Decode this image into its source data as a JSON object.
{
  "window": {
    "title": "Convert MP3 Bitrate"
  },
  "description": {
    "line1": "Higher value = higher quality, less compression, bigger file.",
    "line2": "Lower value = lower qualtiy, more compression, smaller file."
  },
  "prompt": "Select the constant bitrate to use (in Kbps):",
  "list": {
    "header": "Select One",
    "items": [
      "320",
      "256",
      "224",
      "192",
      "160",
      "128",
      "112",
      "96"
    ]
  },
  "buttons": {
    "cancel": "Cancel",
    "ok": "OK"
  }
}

● **Request**
Once more, set down the full listing, verbatim.

● **Solution for this exercise**
Decode this image into its source data as a JSON object.
{
  "window": {
    "title": "Convert MP3 Bitrate"
  },
  "description": {
    "line1": "Higher value = higher quality, less compression, bigger file.",
    "line2": "Lower value = lower qualtiy, more compression, smaller file."
  },
  "prompt": "Select the constant bitrate to use (in Kbps):",
  "list": {
    "header": "Select One",
    "items": [
      "320",
      "256",
      "224",
      "192",
      "160",
      "128",
      "112",
      "96"
    ]
  },
  "buttons": {
    "cancel": "Cancel",
    "ok": "OK"
  }
}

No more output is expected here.